Data excerpts:
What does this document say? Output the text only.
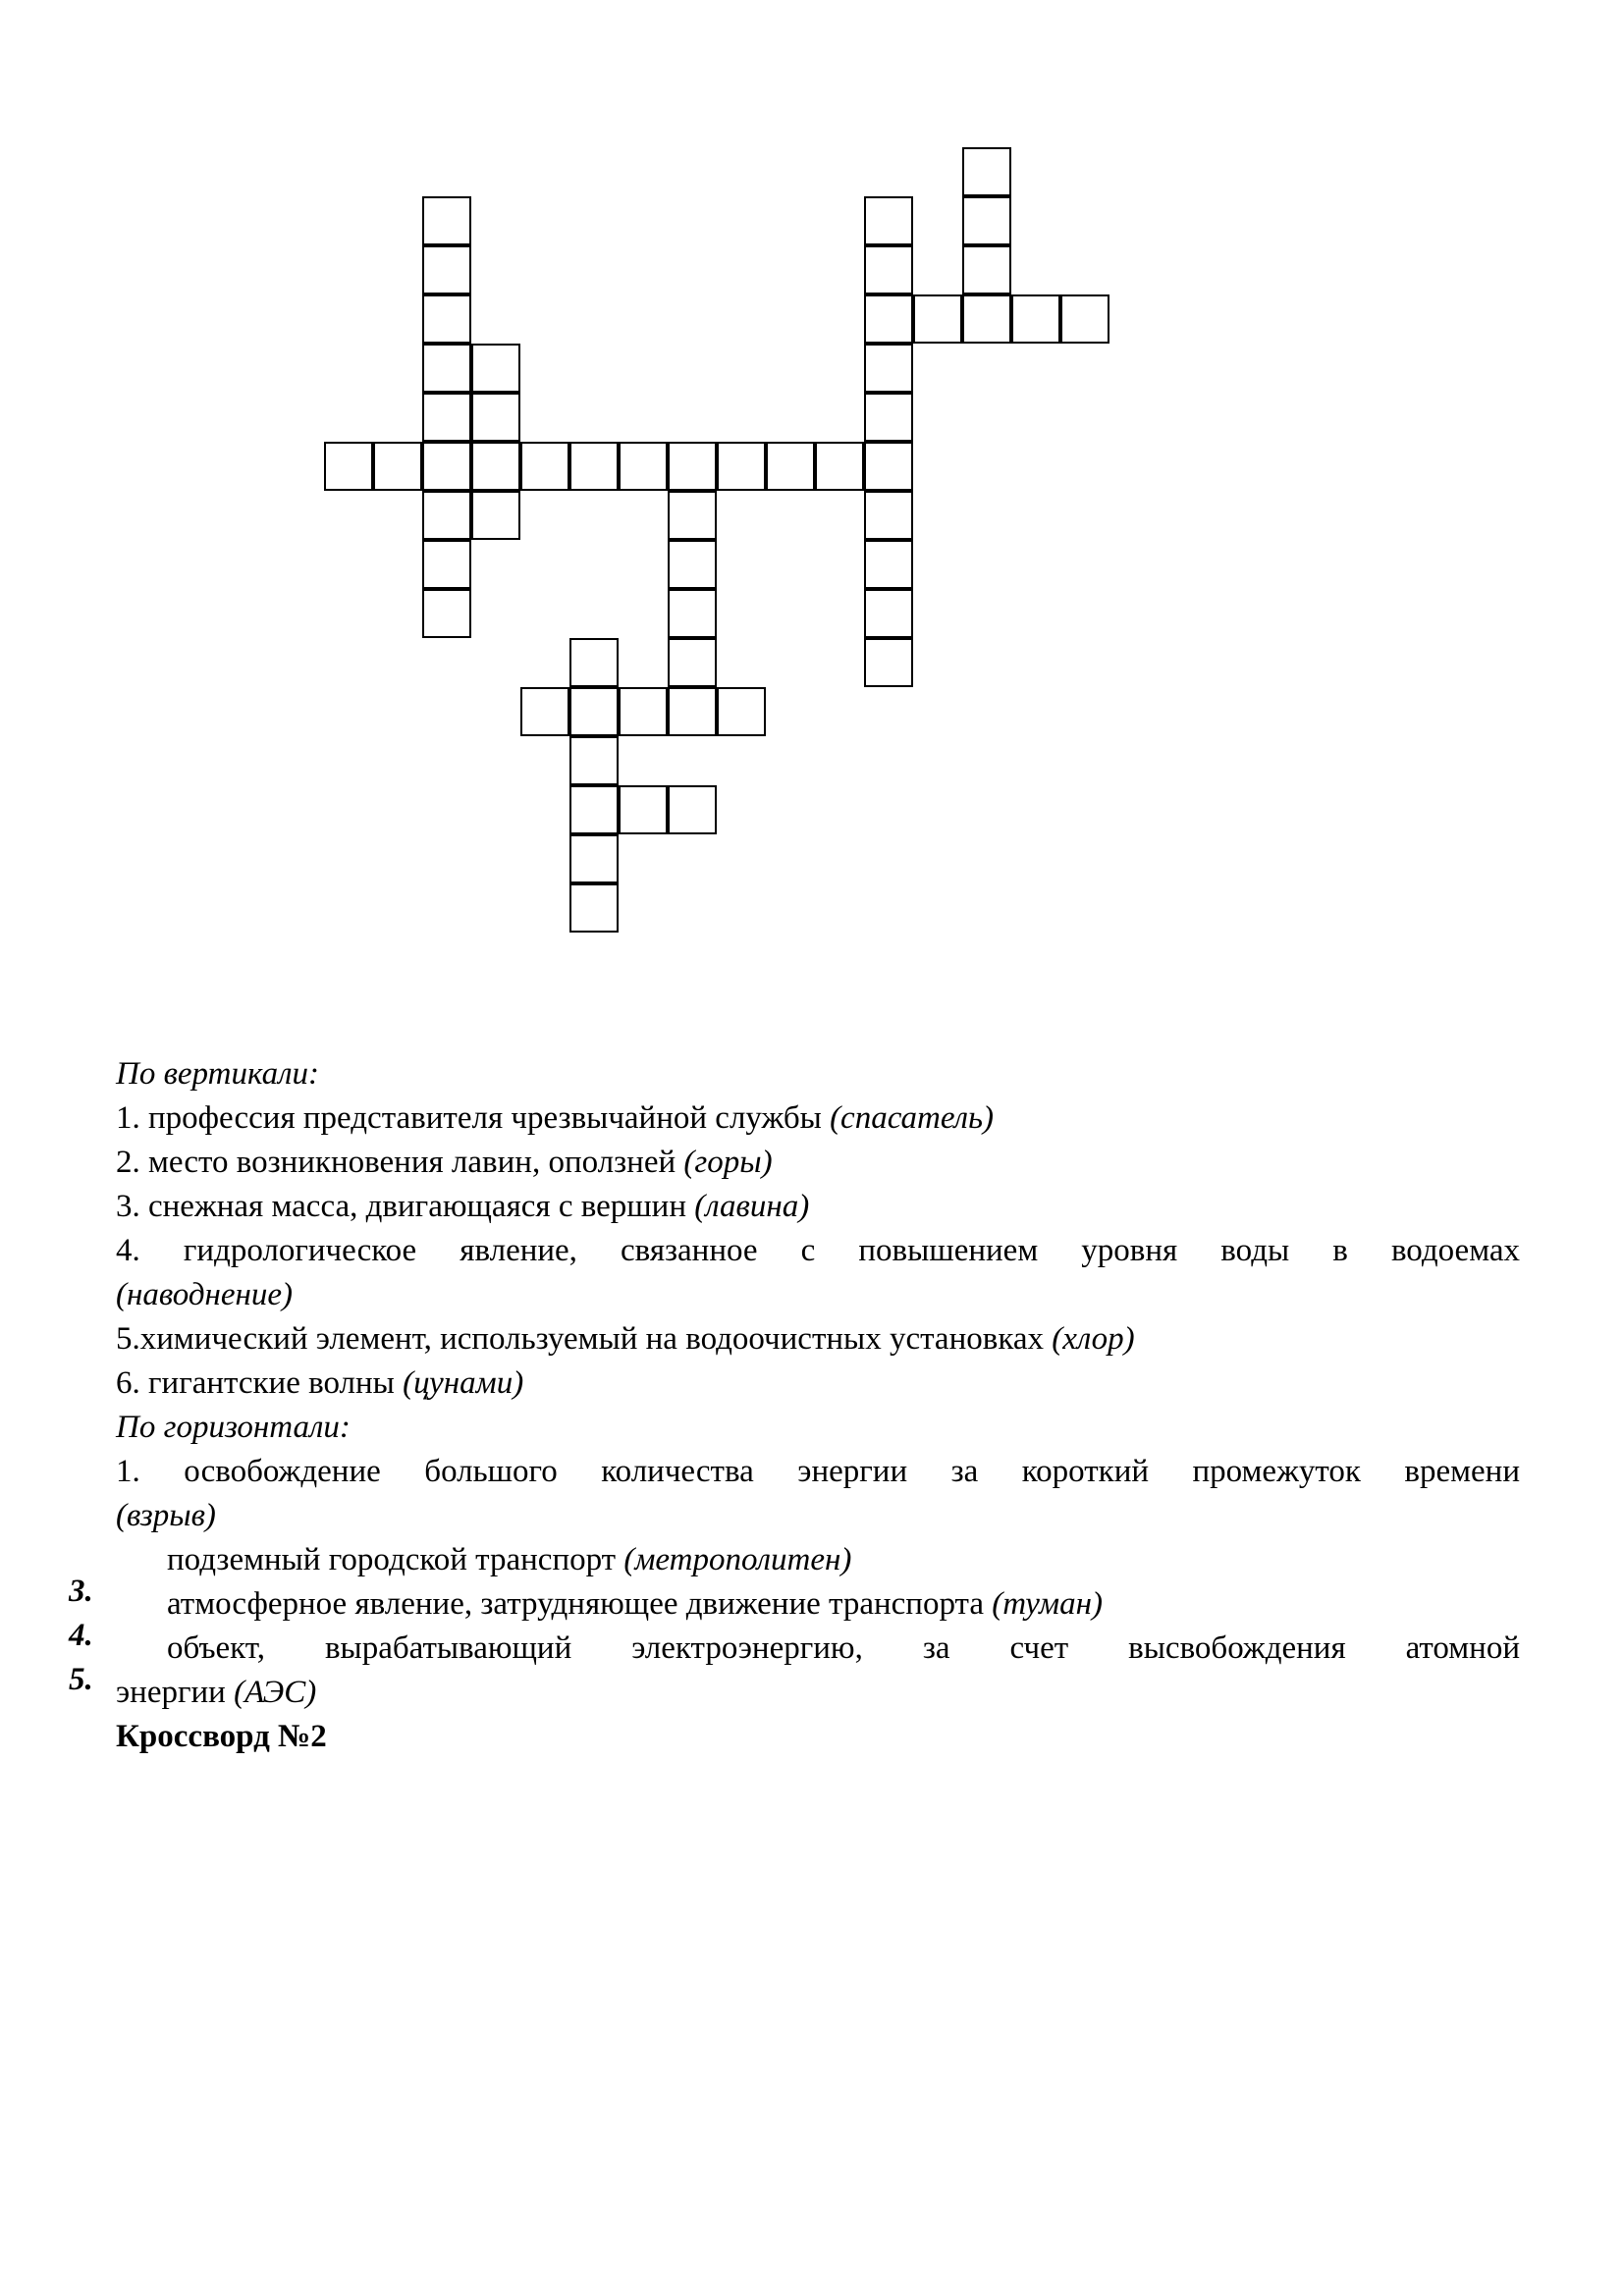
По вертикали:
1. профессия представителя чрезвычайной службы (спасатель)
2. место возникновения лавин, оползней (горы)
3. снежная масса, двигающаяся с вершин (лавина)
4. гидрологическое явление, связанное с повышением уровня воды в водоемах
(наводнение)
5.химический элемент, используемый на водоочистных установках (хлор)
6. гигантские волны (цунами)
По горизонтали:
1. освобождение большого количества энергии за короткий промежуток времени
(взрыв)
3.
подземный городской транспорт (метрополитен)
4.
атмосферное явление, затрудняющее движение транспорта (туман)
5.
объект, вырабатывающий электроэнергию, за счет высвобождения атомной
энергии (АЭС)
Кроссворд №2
...
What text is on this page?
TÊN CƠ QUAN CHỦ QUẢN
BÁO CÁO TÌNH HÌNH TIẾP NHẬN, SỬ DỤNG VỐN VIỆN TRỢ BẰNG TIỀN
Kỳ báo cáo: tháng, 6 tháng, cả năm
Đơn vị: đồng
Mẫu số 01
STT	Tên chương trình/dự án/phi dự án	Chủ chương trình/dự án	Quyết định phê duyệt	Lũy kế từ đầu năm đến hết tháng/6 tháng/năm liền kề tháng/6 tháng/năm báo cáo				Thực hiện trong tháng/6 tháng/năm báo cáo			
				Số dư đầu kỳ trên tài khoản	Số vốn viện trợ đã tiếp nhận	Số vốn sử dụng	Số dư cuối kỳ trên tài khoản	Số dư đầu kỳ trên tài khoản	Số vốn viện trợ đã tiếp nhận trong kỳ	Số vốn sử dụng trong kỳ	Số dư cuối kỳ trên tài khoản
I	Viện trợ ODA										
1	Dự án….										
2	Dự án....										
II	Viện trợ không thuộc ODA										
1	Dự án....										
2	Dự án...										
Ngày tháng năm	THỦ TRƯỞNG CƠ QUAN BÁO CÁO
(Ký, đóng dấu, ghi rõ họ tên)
---
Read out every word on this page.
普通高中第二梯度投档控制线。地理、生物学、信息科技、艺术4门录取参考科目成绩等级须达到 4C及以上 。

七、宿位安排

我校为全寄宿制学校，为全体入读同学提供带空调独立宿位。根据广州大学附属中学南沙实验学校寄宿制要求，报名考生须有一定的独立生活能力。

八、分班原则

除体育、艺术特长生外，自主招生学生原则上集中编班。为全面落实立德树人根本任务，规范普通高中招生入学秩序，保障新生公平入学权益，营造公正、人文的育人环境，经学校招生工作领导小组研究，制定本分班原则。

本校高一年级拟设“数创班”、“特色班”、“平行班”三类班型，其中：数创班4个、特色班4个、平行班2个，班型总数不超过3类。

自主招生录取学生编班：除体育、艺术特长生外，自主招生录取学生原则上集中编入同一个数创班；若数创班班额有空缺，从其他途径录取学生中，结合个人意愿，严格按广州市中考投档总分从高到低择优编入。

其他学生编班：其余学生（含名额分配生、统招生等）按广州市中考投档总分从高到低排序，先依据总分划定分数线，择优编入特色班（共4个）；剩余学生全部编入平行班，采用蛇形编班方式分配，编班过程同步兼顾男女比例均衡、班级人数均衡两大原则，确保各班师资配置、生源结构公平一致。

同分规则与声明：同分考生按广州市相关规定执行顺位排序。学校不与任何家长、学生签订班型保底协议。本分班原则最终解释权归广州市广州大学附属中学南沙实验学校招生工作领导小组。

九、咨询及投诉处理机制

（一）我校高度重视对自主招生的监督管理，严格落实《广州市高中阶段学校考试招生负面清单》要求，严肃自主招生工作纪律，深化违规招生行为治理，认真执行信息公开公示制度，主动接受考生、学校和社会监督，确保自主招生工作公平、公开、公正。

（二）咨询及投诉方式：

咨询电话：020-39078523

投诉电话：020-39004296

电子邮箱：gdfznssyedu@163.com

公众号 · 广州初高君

WRITTEN PROBLEM: Pick out all the lines with the word "QUAN" in them and copy them.

FULL RESPONSE:
TÊN CƠ QUAN CHỦ QUẢN
Ngày tháng năm	THỦ TRƯỞNG CƠ QUAN BÁO CÁO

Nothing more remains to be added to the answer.